_Exercise aim:_ Every record that follows must be duplicated exactly, with images left out.

::::::

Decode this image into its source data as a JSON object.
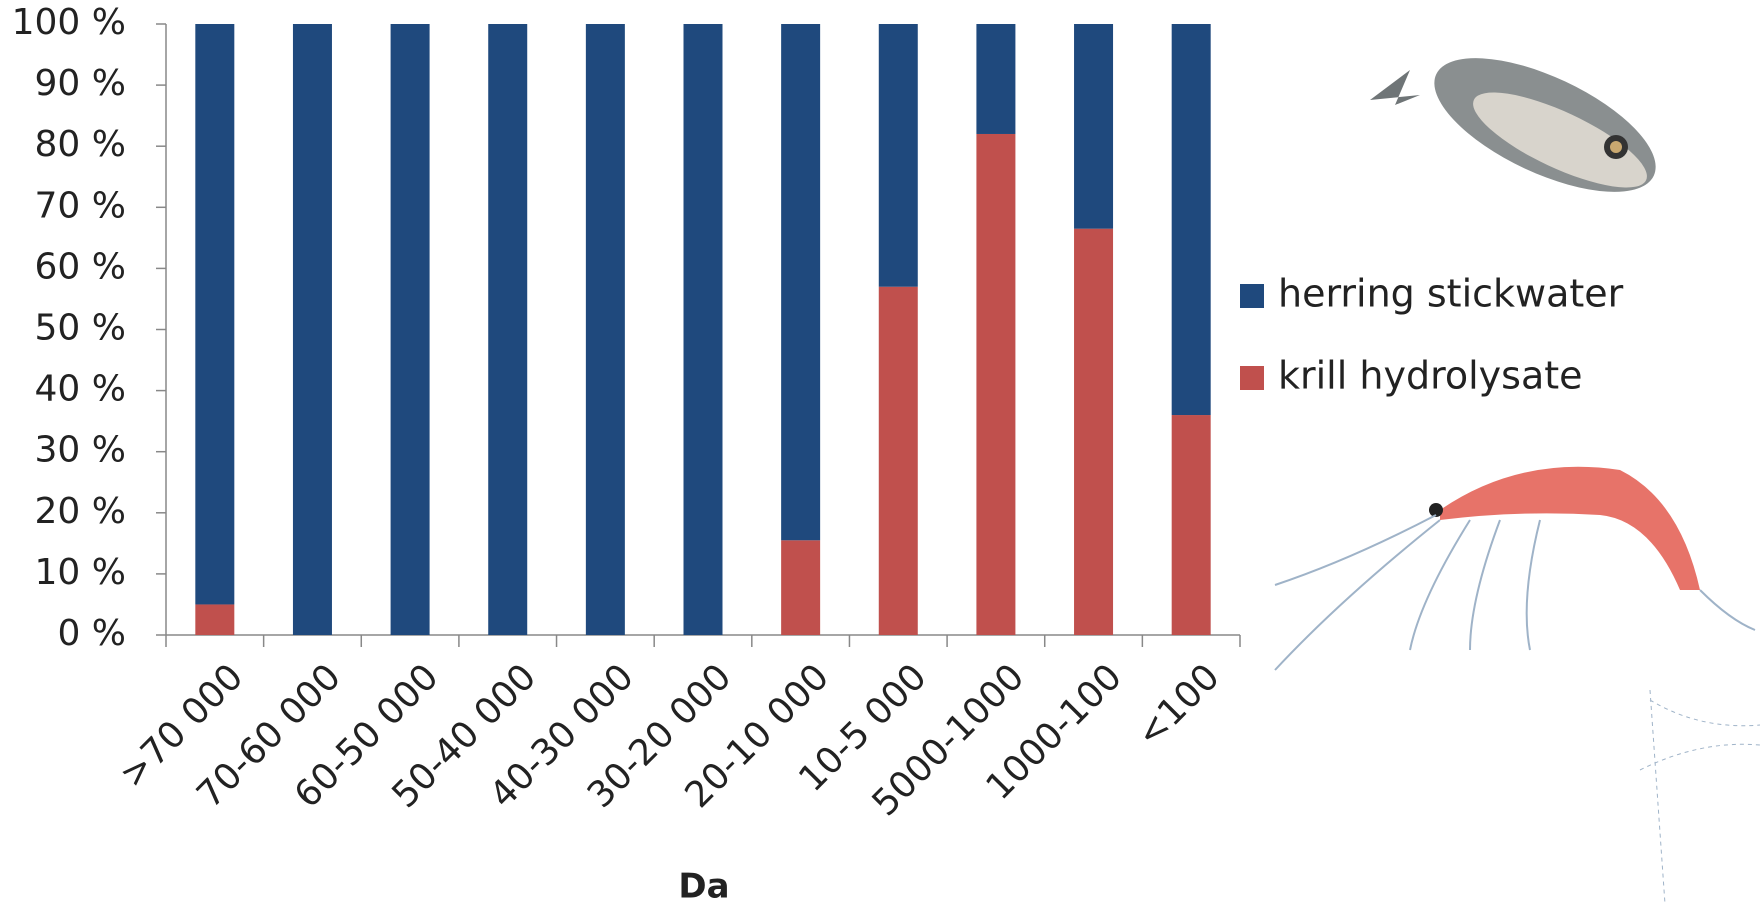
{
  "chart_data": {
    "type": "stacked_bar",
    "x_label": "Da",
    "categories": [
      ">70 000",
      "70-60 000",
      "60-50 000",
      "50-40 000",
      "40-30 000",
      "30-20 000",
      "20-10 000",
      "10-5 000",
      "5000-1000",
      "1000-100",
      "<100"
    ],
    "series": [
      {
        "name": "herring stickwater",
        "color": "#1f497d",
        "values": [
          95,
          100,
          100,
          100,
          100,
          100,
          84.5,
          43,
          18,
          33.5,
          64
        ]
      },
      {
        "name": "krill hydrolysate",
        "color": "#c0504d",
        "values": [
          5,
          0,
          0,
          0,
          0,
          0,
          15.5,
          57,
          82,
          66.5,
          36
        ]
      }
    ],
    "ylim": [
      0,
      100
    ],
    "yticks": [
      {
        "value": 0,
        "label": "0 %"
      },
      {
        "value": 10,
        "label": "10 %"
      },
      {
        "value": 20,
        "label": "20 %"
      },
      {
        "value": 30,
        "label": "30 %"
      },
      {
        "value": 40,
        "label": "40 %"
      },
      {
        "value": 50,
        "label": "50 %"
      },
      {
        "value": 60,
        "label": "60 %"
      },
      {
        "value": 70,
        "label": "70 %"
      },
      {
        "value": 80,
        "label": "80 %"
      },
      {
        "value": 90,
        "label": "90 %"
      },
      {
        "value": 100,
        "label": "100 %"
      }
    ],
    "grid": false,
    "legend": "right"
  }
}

::::::

_Solution for this problem:_
Decode this image into its source data as a JSON object.
{
  "chart_data": {
    "type": "stacked_bar",
    "x_label": "Da",
    "categories": [
      ">70 000",
      "70-60 000",
      "60-50 000",
      "50-40 000",
      "40-30 000",
      "30-20 000",
      "20-10 000",
      "10-5 000",
      "5000-1000",
      "1000-100",
      "<100"
    ],
    "series": [
      {
        "name": "herring stickwater",
        "color": "#1f497d",
        "values": [
          95,
          100,
          100,
          100,
          100,
          100,
          84.5,
          43,
          18,
          33.5,
          64
        ]
      },
      {
        "name": "krill hydrolysate",
        "color": "#c0504d",
        "values": [
          5,
          0,
          0,
          0,
          0,
          0,
          15.5,
          57,
          82,
          66.5,
          36
        ]
      }
    ],
    "ylim": [
      0,
      100
    ],
    "yticks": [
      {
        "value": 0,
        "label": "0 %"
      },
      {
        "value": 10,
        "label": "10 %"
      },
      {
        "value": 20,
        "label": "20 %"
      },
      {
        "value": 30,
        "label": "30 %"
      },
      {
        "value": 40,
        "label": "40 %"
      },
      {
        "value": 50,
        "label": "50 %"
      },
      {
        "value": 60,
        "label": "60 %"
      },
      {
        "value": 70,
        "label": "70 %"
      },
      {
        "value": 80,
        "label": "80 %"
      },
      {
        "value": 90,
        "label": "90 %"
      },
      {
        "value": 100,
        "label": "100 %"
      }
    ],
    "grid": false,
    "legend": "right"
  }
}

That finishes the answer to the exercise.